(EXERCISE DIRECTIONS):
Pull out each line of the data that includes the word "this".

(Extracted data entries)
****

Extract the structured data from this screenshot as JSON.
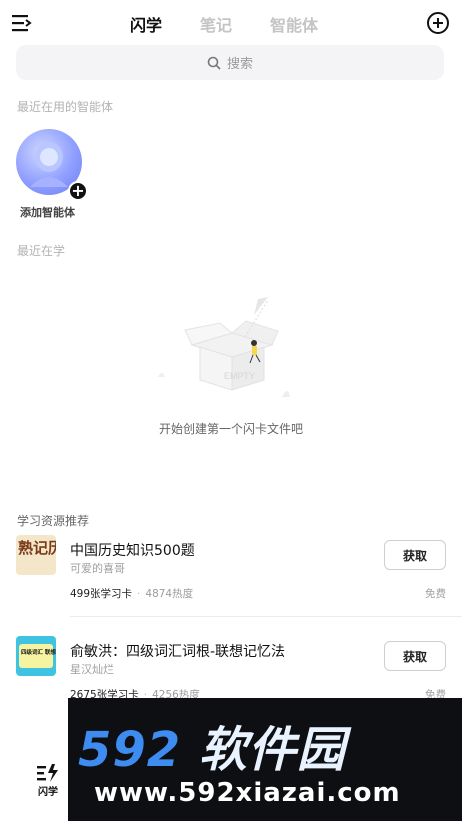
{
  "header": {
    "tabs": [
      {
        "label": "闪学",
        "active": true
      },
      {
        "label": "笔记",
        "active": false
      },
      {
        "label": "智能体",
        "active": false
      }
    ]
  },
  "search": {
    "placeholder": "搜索"
  },
  "recent_agents": {
    "section_label": "最近在用的智能体",
    "add_label": "添加智能体"
  },
  "recent_study": {
    "section_label": "最近在学",
    "empty_badge": "EMPTY",
    "empty_text": "开始创建第一个闪卡文件吧"
  },
  "resources": {
    "section_label": "学习资源推荐",
    "items": [
      {
        "title": "中国历史知识500题",
        "author": "可爱的喜哥",
        "cards": "499张学习卡",
        "heat": "4874热度",
        "price": "免费",
        "button": "获取",
        "thumb_text": "熟记历史"
      },
      {
        "title": "俞敏洪：四级词汇词根-联想记忆法",
        "author": "星汉灿烂",
        "cards": "2675张学习卡",
        "heat": "4256热度",
        "price": "免费",
        "button": "获取",
        "thumb_text": "四级词汇 联想记忆法"
      }
    ]
  },
  "bottom_nav": {
    "items": [
      {
        "label": "闪学",
        "icon": "flash-learn-icon"
      }
    ]
  },
  "watermark": {
    "brand_digits": "592",
    "brand_cn": "软件园",
    "url": "www.592xiazai.com"
  },
  "colors": {
    "accent": "#111111",
    "inactive_tab": "#c4c4c4",
    "watermark_blue": "#3f8cf1"
  }
}
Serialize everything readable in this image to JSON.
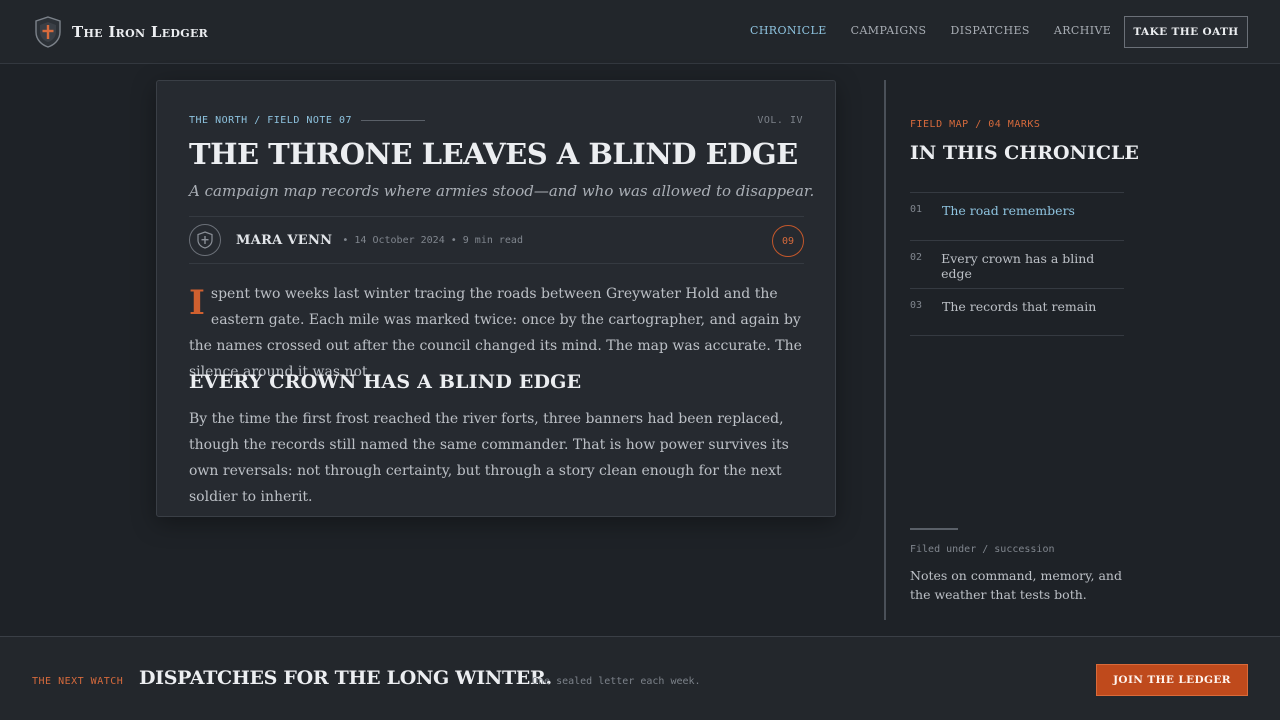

****

(REPLY):
Extract the structured data from this screenshot as JSON.
Serialize everything readable in this image to JSON.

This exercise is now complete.